Given problem —
Narrow the data below down to the lines containing "Проявляющая".

****************************************

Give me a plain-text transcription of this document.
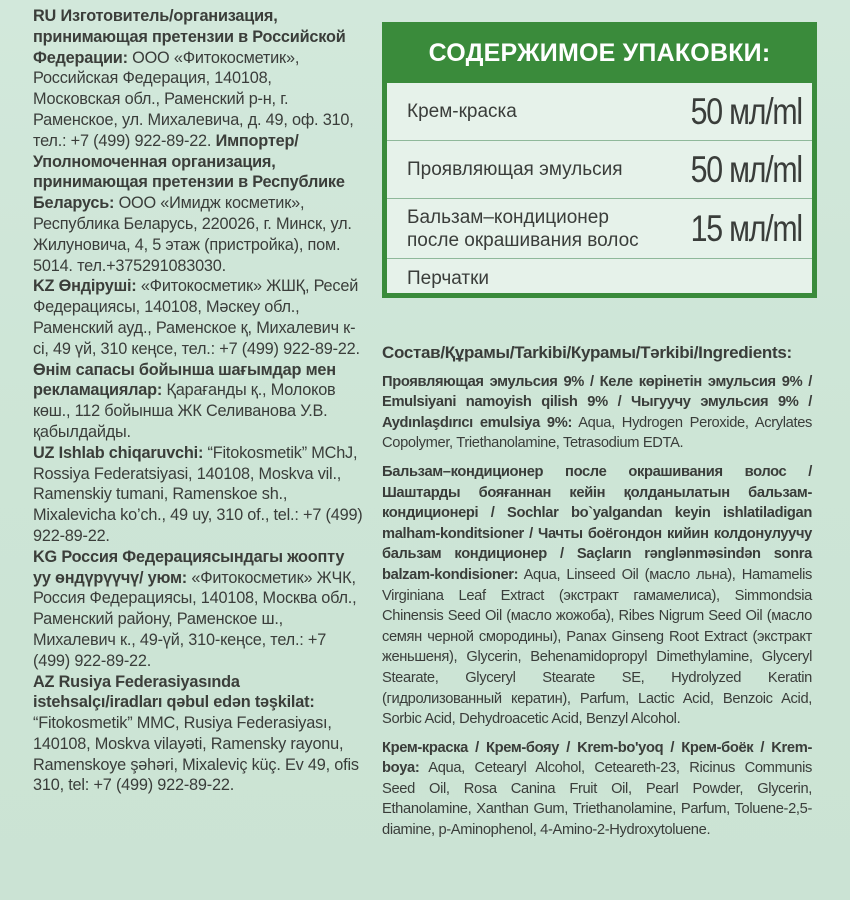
RU Изготовитель/организация, принимающая претензии в Российской Федерации: ООО «Фитокосметик», Российская Федерация, 140108, Московская обл., Раменский р-н, г. Раменское, ул. Михалевича, д. 49, оф. 310, тел.: +7 (499) 922-89-22. Импортер/ Уполномоченная организация, принимающая претензии в Республике Беларусь: ООО «Имидж косметик», Республика Беларусь, 220026, г. Минск, ул. Жилуновича, 4, 5 этаж (пристройка), пом. 5014. тел.+375291083030.

KZ Өндіруші: «Фитокосметик» ЖШҚ, Ресей Федерациясы, 140108, Мәскеу обл., Раменский ауд., Раменское қ, Михалевич к-сі, 49 үй, 310 кеңсе, тел.: +7 (499) 922-89-22. Өнім сапасы бойынша шағымдар мен рекламациялар: Қарағанды қ., Молоков көш., 112 бойынша ЖК Селиванова У.В. қабылдайды.

UZ Ishlab chiqaruvchi: “Fitokosmetik” MChJ, Rossiya Federatsiyasi, 140108, Moskva vil., Ramenskiy tumani, Ramenskoe sh., Mixalevicha ko’ch., 49 uy, 310 of., tel.: +7 (499) 922-89-22.

KG Россия Федерациясындагы жоопту уу ѳндүрүүчү/ уюм: «Фитокосметик» ЖЧК, Россия Федерациясы, 140108, Москва обл., Раменский району, Раменское ш., Михалевич к., 49-үй, 310-кеңсе, тел.: +7 (499) 922-89-22.

AZ Rusiya Federasiyasında istehsalçı/iradları qəbul edən təşkilat: “Fitokosmetik” MMC, Rusiya Federasiyası, 140108, Moskva vilayəti, Ramensky rayonu, Ramenskoye şəhəri, Mixaleviç küç. Ev 49, ofis 310, tel: +7 (499) 922-89-22.

СОДЕРЖИМОЕ УПАКОВКИ:
Крем-краска	50 мл/ml
Проявляющая эмульсия	50 мл/ml
Бальзам–кондиционер после окрашивания волос	15 мл/ml
Перчатки
Состав/Құрамы/Tarkibi/Курамы/Tərkibi/Ingredients:

Проявляющая эмульсия 9% / Келе көрінетін эмульсия 9% / Emulsiyani namoyish qilish 9% / Чыгуучу эмульсия 9% / Aydınlaşdırıcı emulsiya 9%: Aqua, Hydrogen Peroxide, Acrylates Copolymer, Triethanolamine, Tetrasodium EDTA.

Бальзам–кондиционер после окрашивания волос / Шаштарды бояғаннан кейін қолданылатын бальзам-кондиционері / Sochlar bo`yalgandan keyin ishlatiladigan malham-konditsioner / Чачты боёгондон кийин колдонулуучу бальзам кондиционер / Saçların rənglənməsindən sonra balzam-kondisioner: Aqua, Linseed Oil (масло льна), Hamamelis Virginiana Leaf Extract (экстракт гамамелиса), Simmondsia Chinensis Seed Oil (масло жожоба), Ribes Nigrum Seed Oil (масло семян черной смородины), Panax Ginseng Root Extract (экстракт женьшеня), Glycerin, Behenamidopropyl Dimethylamine, Glyceryl Stearate, Glyceryl Stearate SE, Hydrolyzed Keratin (гидролизованный кератин), Parfum, Lactic Acid, Benzoic Acid, Sorbic Acid, Dehydroacetic Acid, Benzyl Alcohol.

Крем-краска / Крем-бояу / Krem-bo'yoq / Крем-боёк / Krem-boya: Aqua, Cetearyl Alcohol, Ceteareth-23, Ricinus Communis Seed Oil, Rosa Canina Fruit Oil, Pearl Powder, Glycerin, Ethanolamine, Xanthan Gum, Triethanolamine, Parfum, Toluene-2,5-diamine, p-Aminophenol, 4-Amino-2-Hydroxytoluene.
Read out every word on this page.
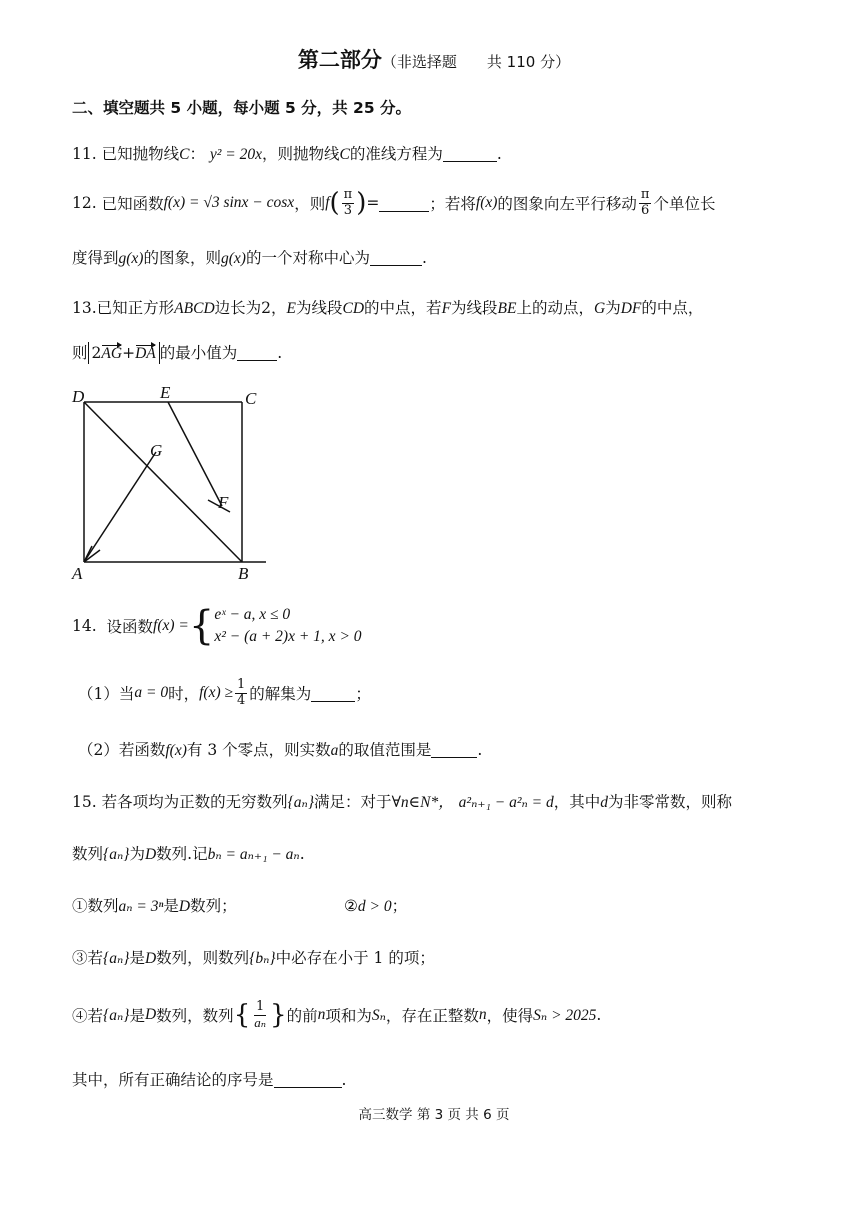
第二部分（非选择题　　共 110 分）
二、填空题共 5 小题，每小题 5 分，共 25 分。
11. 已知抛物线C： y² = 20x，则抛物线C的准线方程为	.
12.
已知函数 f(x) = √3 sinx − cosx ，则 f ( $\frac{\pi}{3}$ ) =	；若将 f(x) 的图象向左平行移动 $\frac{\pi}{6}$ 个单位长
度得到g(x)的图象，则g(x)的一个对称中心为	.
13.已知正方形ABCD边长为2，E为线段CD的中点，若F为线段BE上的动点，G为DF的中点，
则 2AG+DA 的最小值为	.
D	E	C
G
F
A	B
14.
设函数 f(x) = { eˣ − a, x ≤ 0
x² − (a + 2)x + 1, x > 0
（1）当 a = 0 时， $f(x) \ge \frac{1}{4}$ 的解集为	；
（2）若函数f(x)有 3 个零点，则实数a的取值范围是	.
15. 若各项均为正数的无穷数列{aₙ}满足：对于∀n∈N*， a²ₙ₊₁ − a²ₙ = d，其中d为非零常数，则称
数列{aₙ}为D数列.记bₙ = aₙ₊₁ − aₙ.
①数列aₙ = 3ⁿ是D数列；	②d > 0；
③若{aₙ}是D数列，则数列{bₙ}中必存在小于 1 的项；
④若 {aₙ} 是 D 数列，数列 { $\frac{1}{\text{aₙ}}$ } 的前 n 项和为 Sₙ ，存在正整数 n ，使得 Sₙ > 2025 .
其中，所有正确结论的序号是	.
高三数学 第 3 页 共 6 页
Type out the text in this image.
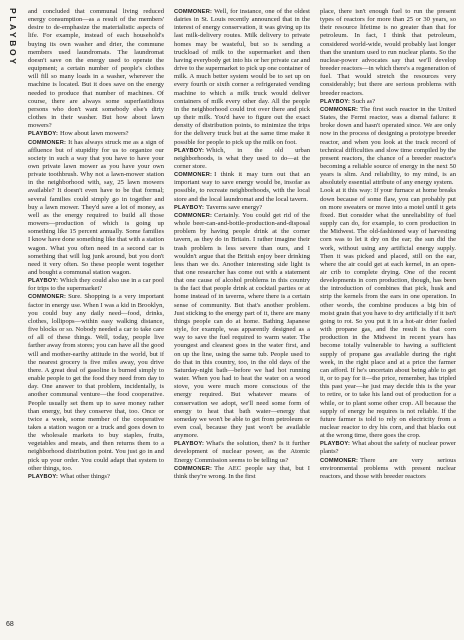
PLAYBOY
68

and concluded that communal living reduced energy consumption—as a result of the members' desire to de-emphasize the materialistic aspects of life. For example, instead of each household's buying its own washer and drier, the commune members used laundromats. The laundromat doesn't save on the energy used to operate the equipment; a certain number of people's clothes will fill so many loads in a washer, wherever the machine is located. But it does save on the energy needed to produce that number of machines. Of course, there are always some superfastidious persons who don't want somebody else's dirty clothes in their washer. But how about lawn mowers?

PLAYBOY: How about lawn mowers?

COMMONER: It has always struck me as a sign of affluence but of stupidity for us to organize our society in such a way that you have to have your own private lawn mower as you have your own private toothbrush. Why not a lawn-mower station in the neighborhood with, say, 25 lawn mowers available? It doesn't even have to be that formal; several families could simply go in together and buy a lawn mower. They'd save a lot of money, as well as the energy required to build all those mowers—production of which is going up something like 15 percent annually. Some families I know have done something like that with a station wagon. What you often need in a second car is something that will lug junk around, but you don't need it very often. So these people went together and bought a communal station wagon.

PLAYBOY: Which they could also use in a car pool for trips to the supermarket?

COMMONER: Sure. Shopping is a very important factor in energy use. When I was a kid in Brooklyn, you could buy any daily need—food, drinks, clothes, lollipops—within easy walking distance, five blocks or so. Nobody needed a car to take care of all of these things. Well, today, people live farther away from stores; you can have all the good will and mother-earthy attitude in the world, but if the nearest grocery is five miles away, you drive there. A great deal of gasoline is burned simply to enable people to get the food they need from day to day. One answer to that problem, incidentally, is another communal venture—the food cooperative. People usually set them up to save money rather than energy, but they conserve that, too. Once or twice a week, some member of the cooperative takes a station wagon or a truck and goes down to the wholesale markets to buy staples, fruits, vegetables and meats, and then returns them to a neighborhood distribution point. You just go in and pick up your order. You could adapt that system to other things, too.

PLAYBOY: What other things?

COMMONER: Well, for instance, one of the oldest dairies in St. Louis recently announced that in the interest of energy conservation, it was giving up its last milk-delivery routes. Milk delivery to private homes may be wasteful, but so is sending a truckload of milk to the supermarket and then having everybody get into his or her private car and drive to the supermarket to pick up one container of milk. A much better system would be to set up on every fourth or sixth corner a refrigerated vending machine to which a milk truck would deliver containers of milk every other day. All the people in the neighborhood could trot over there and pick up their milk. You'd have to figure out the exact density of distribution points, to minimize the trips for the delivery truck but at the same time make it possible for people to pick up the milk on foot.

PLAYBOY: Which, in the old urban neighborhoods, is what they used to do—at the corner store.

COMMONER: I think it may turn out that an important way to save energy would be, insofar as possible, to recreate neighborhoods, with the local store and the local laundromat and the local tavern.

PLAYBOY: Taverns save energy?

COMMONER: Certainly. You could get rid of the whole beer-can-and-bottle-production-and-disposal problem by having people drink at the corner tavern, as they do in Britain. I rather imagine their trash problem is less severe than ours, and I wouldn't argue that the British enjoy beer drinking less than we do. Another interesting side light is that one researcher has come out with a statement that one cause of alcohol problems in this country is the fact that people drink at cocktail parties or at home instead of in taverns, where there is a certain sense of community. But that's another problem. Just sticking to the energy part of it, there are many things people can do at home. Bathing Japanese style, for example, was apparently designed as a way to save the fuel required to warm water. The youngest and cleanest goes in the water first, and on up the line, using the same tub. People used to do that in this country, too, in the old days of the Saturday-night bath—before we had hot running water. When you had to heat the water on a wood stove, you were much more conscious of the energy required. But whatever means of conservation we adopt, we'll need some form of energy to heat that bath water—energy that someday we won't be able to get from petroleum or even coal, because they just won't be available anymore.

PLAYBOY: What's the solution, then? Is it further development of nuclear power, as the Atomic Energy Commission seems to be telling us?

COMMONER: The AEC people say that, but I think they're wrong. In the first

place, there isn't enough fuel to run the present types of reactors for more than 25 or 30 years, so their resource lifetime is no greater than that for petroleum. In fact, I think that petroleum, considered world-wide, would probably last longer than the uranium used to run nuclear plants. So the nuclear-power advocates say that we'll develop breeder reactors—in which there's a regeneration of fuel. That would stretch the resources very considerably; but there are serious problems with breeder reactors.

PLAYBOY: Such as?

COMMONER: The first such reactor in the United States, the Fermi reactor, was a dismal failure: it broke down and hasn't operated since. We are only now in the process of designing a prototype breeder reactor, and when you look at the track record of technical difficulties and slow time compiled by the present reactors, the chance of a breeder reactor's becoming a reliable source of energy in the next 50 years is slim. And reliability, to my mind, is an absolutely essential attribute of any energy system.

Look at it this way: If your furnace at home breaks down because of some flaw, you can probably put on more sweaters or move into a motel until it gets fixed. But consider what the unreliability of fuel supply can do, for example, to corn production in the Midwest. The old-fashioned way of harvesting corn was to let it dry on the ear; the sun did the work, without using any artificial energy supply. Then it was picked and placed, still on the ear, where the air could get at each kernel, in an open-air crib to complete drying. One of the recent developments in corn production, though, has been the introduction of combines that pick, husk and strip the kernels from the ears in one operation. In other words, the combine produces a big bin of moist grain that you have to dry artificially if it isn't going to rot. So you put it in a hot-air drier fueled with propane gas, and the result is that corn production in the Midwest in recent years has become totally vulnerable to having a sufficient supply of propane gas available during the right week, in the right place and at a price the farmer can afford. If he's uncertain about being able to get it, or to pay for it—the price, remember, has tripled this past year—he just may decide this is the year to retire, or to take his land out of production for a while, or to plant some other crop. All because the supply of energy he requires is not reliable. If the future farmer is told to rely on electricity from a nuclear reactor to dry his corn, and that blacks out at the wrong time, there goes the crop.

PLAYBOY: What about the safety of nuclear power plants?

COMMONER: There are very serious environmental problems with present nuclear reactors, and those with breeder reactors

****************************************

Reply to the task —
Проявляющая эмульсия	50 мл/ml
Проявляющая эмульсия 9% / Келе көрінетін эмульсия 9% / Emulsiyani namoyish qilish 9% / Чыгуучу эмульсия 9% / Aydınlaşdırıcı emulsiya 9%: Aqua, Hydrogen Peroxide, Acrylates Copolymer, Triethanolamine, Tetrasodium EDTA.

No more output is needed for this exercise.